(Stored data entries)
▬▬▬▬▬▬▬▬▬▬

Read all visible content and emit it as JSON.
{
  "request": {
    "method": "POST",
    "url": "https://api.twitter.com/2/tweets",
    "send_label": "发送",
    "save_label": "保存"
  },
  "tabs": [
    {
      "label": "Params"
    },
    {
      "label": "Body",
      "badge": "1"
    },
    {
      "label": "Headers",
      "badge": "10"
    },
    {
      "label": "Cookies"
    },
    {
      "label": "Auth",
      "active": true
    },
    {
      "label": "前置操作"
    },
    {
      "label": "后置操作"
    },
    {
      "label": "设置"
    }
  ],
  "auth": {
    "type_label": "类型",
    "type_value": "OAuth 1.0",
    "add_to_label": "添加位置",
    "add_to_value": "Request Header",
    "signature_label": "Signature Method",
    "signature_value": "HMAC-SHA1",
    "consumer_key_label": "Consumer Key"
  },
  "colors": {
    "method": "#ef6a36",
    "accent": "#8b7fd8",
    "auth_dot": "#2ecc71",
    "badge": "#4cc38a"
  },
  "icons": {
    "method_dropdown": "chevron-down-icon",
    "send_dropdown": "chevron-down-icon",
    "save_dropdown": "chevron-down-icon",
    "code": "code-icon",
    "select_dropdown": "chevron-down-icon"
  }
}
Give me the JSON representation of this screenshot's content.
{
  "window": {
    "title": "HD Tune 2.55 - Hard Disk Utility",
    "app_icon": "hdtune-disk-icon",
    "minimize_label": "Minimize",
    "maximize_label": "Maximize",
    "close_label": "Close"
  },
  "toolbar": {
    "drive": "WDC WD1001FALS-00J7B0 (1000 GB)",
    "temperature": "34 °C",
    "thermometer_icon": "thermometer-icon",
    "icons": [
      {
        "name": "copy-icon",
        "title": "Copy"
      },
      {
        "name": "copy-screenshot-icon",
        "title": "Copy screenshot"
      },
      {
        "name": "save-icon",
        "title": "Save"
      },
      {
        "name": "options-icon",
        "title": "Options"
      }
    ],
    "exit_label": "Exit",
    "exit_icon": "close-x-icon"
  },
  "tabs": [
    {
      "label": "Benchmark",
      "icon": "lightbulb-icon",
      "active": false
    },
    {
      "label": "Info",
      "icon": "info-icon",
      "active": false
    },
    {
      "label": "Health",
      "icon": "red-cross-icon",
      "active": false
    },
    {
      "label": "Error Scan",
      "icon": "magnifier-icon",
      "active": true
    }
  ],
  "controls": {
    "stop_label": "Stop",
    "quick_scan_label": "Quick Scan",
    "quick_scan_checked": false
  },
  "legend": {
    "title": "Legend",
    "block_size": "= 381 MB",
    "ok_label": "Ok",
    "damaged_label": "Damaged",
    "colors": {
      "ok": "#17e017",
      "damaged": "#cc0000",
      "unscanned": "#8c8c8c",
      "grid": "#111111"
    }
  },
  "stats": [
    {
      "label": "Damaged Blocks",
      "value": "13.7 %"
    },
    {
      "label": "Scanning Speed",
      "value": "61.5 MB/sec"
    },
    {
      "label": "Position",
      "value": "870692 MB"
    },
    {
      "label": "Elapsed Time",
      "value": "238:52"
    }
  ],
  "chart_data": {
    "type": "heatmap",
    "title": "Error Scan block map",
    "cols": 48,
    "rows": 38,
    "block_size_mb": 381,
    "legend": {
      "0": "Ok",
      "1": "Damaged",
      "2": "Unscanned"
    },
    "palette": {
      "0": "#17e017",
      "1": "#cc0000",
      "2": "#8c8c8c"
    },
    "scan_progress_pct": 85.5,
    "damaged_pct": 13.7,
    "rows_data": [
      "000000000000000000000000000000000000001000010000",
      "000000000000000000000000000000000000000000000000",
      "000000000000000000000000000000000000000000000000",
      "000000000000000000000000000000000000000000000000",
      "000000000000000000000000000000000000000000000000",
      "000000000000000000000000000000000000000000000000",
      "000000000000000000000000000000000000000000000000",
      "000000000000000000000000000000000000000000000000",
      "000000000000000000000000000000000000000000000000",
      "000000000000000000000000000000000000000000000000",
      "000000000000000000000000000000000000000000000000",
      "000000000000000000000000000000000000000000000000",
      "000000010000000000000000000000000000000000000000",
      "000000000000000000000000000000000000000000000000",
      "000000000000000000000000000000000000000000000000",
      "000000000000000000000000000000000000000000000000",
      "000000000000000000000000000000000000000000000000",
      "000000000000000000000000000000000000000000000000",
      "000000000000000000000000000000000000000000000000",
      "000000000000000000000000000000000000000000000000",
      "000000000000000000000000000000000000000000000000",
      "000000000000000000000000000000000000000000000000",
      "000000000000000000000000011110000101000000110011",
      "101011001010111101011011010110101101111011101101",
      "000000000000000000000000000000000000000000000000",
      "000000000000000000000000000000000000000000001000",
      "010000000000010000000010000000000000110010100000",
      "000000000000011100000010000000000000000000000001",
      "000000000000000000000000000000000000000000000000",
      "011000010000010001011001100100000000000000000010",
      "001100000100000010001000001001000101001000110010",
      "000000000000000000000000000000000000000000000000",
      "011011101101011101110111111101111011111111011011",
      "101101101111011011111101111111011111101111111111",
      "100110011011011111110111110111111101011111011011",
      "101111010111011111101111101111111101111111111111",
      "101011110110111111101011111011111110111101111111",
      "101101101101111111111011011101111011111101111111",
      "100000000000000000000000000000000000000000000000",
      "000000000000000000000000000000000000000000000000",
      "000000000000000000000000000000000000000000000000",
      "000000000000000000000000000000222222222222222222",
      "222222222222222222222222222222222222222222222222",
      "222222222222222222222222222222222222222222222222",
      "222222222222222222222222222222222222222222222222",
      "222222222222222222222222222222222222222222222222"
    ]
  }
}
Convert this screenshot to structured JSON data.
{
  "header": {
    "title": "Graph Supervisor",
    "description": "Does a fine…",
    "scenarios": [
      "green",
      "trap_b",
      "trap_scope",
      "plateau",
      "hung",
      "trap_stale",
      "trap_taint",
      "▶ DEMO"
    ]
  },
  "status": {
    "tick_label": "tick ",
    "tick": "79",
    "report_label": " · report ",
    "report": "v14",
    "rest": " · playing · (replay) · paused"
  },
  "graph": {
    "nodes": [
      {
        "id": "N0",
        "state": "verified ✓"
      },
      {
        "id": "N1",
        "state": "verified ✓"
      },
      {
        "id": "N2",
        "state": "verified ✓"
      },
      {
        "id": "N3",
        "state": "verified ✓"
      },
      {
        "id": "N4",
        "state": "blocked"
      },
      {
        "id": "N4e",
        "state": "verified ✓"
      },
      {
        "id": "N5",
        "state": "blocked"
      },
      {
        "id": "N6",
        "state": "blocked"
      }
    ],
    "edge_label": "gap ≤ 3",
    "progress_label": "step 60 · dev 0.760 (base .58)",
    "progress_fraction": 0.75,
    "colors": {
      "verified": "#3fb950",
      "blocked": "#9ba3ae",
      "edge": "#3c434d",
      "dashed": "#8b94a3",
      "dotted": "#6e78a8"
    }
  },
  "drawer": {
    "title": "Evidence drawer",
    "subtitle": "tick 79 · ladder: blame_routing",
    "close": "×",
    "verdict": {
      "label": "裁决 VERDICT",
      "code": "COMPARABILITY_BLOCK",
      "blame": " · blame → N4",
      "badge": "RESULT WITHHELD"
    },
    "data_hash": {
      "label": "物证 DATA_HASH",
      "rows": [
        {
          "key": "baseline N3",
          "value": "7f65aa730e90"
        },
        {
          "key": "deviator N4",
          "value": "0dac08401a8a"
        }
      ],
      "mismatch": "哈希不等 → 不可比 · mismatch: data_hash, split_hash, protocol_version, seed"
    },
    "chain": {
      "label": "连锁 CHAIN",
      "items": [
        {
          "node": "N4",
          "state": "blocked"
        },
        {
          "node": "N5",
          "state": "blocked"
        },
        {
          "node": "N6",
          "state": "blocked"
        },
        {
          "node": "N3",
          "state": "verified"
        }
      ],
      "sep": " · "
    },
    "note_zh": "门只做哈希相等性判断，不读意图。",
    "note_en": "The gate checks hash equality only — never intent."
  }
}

▬▬▬▬▬▬▬▬▬▬

■ **WRITTEN PROBLEM**
In the entries above, find every line with the word "Error" and list it.

■ **REPLY**
      "label": "Error Scan",
    "title": "Error Scan block map",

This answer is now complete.